[Start]
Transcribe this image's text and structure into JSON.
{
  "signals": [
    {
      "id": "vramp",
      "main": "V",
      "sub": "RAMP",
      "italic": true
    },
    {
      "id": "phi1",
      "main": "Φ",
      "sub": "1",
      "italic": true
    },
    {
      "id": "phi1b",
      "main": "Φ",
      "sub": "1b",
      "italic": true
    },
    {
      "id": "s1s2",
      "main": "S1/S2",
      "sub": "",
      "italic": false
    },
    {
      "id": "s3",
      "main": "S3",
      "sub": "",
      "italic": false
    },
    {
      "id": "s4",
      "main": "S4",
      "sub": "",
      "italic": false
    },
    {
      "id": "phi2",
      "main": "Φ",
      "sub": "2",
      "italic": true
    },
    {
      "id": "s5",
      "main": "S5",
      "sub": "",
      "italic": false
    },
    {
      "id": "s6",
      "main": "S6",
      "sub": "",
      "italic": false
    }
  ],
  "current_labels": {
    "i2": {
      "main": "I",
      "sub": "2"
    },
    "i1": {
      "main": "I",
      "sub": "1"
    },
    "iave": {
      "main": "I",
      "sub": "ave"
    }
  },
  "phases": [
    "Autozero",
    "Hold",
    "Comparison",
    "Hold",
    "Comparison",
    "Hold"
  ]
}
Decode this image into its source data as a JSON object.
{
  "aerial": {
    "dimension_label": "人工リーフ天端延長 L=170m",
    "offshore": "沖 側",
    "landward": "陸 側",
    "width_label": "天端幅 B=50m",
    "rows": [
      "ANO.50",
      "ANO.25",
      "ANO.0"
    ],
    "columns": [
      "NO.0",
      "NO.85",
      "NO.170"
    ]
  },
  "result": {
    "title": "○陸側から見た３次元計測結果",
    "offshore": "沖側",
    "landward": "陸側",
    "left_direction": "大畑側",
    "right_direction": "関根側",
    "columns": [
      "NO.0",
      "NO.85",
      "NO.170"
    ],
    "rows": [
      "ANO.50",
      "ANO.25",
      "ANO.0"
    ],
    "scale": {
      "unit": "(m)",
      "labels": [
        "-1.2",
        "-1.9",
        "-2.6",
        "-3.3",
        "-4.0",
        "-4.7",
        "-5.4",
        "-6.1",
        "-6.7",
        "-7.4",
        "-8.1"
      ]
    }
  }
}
[End]
- [EXERCISE DIRECTIONS] Reproduce all of the material above word for word.

- [WRITTEN RESPONSE]
Transcribe this image's text and structure into JSON.
{
  "signals": [
    {
      "id": "vramp",
      "main": "V",
      "sub": "RAMP",
      "italic": true
    },
    {
      "id": "phi1",
      "main": "Φ",
      "sub": "1",
      "italic": true
    },
    {
      "id": "phi1b",
      "main": "Φ",
      "sub": "1b",
      "italic": true
    },
    {
      "id": "s1s2",
      "main": "S1/S2",
      "sub": "",
      "italic": false
    },
    {
      "id": "s3",
      "main": "S3",
      "sub": "",
      "italic": false
    },
    {
      "id": "s4",
      "main": "S4",
      "sub": "",
      "italic": false
    },
    {
      "id": "phi2",
      "main": "Φ",
      "sub": "2",
      "italic": true
    },
    {
      "id": "s5",
      "main": "S5",
      "sub": "",
      "italic": false
    },
    {
      "id": "s6",
      "main": "S6",
      "sub": "",
      "italic": false
    }
  ],
  "current_labels": {
    "i2": {
      "main": "I",
      "sub": "2"
    },
    "i1": {
      "main": "I",
      "sub": "1"
    },
    "iave": {
      "main": "I",
      "sub": "ave"
    }
  },
  "phases": [
    "Autozero",
    "Hold",
    "Comparison",
    "Hold",
    "Comparison",
    "Hold"
  ]
}
Decode this image into its source data as a JSON object.
{
  "aerial": {
    "dimension_label": "人工リーフ天端延長 L=170m",
    "offshore": "沖 側",
    "landward": "陸 側",
    "width_label": "天端幅 B=50m",
    "rows": [
      "ANO.50",
      "ANO.25",
      "ANO.0"
    ],
    "columns": [
      "NO.0",
      "NO.85",
      "NO.170"
    ]
  },
  "result": {
    "title": "○陸側から見た３次元計測結果",
    "offshore": "沖側",
    "landward": "陸側",
    "left_direction": "大畑側",
    "right_direction": "関根側",
    "columns": [
      "NO.0",
      "NO.85",
      "NO.170"
    ],
    "rows": [
      "ANO.50",
      "ANO.25",
      "ANO.0"
    ],
    "scale": {
      "unit": "(m)",
      "labels": [
        "-1.2",
        "-1.9",
        "-2.6",
        "-3.3",
        "-4.0",
        "-4.7",
        "-5.4",
        "-6.1",
        "-6.7",
        "-7.4",
        "-8.1"
      ]
    }
  }
}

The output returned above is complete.